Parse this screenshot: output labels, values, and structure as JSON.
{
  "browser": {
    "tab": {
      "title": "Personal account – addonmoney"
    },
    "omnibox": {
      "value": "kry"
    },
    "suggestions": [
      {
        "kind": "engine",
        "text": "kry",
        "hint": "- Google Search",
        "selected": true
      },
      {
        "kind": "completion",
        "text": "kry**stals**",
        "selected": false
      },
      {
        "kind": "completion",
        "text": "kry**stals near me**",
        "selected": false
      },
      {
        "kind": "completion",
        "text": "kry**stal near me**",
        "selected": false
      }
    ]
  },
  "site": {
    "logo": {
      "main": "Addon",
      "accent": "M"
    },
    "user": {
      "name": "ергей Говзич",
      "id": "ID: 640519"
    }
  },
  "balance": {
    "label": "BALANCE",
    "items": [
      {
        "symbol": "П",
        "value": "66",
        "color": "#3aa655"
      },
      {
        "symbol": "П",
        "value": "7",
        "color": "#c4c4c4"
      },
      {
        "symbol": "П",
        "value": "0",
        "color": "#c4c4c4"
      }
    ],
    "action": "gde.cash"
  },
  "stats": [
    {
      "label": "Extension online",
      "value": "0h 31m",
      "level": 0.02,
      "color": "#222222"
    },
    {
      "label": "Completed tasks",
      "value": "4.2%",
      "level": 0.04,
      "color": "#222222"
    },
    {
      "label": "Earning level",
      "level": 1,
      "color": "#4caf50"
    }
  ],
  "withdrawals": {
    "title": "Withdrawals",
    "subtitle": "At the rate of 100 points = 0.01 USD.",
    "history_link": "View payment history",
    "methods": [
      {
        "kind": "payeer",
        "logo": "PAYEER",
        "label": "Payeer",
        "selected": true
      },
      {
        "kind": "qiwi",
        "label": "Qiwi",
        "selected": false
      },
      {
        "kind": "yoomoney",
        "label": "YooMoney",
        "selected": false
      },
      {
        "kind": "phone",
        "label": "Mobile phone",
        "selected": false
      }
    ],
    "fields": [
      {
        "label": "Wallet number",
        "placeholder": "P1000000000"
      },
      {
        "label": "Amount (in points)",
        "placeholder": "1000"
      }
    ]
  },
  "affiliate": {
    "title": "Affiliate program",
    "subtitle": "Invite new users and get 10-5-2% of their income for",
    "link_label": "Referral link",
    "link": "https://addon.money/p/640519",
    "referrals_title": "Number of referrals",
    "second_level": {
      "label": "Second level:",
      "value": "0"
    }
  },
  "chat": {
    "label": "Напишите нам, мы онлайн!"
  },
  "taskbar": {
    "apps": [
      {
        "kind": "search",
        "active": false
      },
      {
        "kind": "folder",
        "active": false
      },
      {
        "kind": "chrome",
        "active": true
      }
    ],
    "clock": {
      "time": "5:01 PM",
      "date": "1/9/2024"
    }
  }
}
◇ ◇ ◇ ◇ ◇ ◇ ◇
**Directive:**
How many of these lines contain "subtitle"? Write only the number.

**Task result:**
2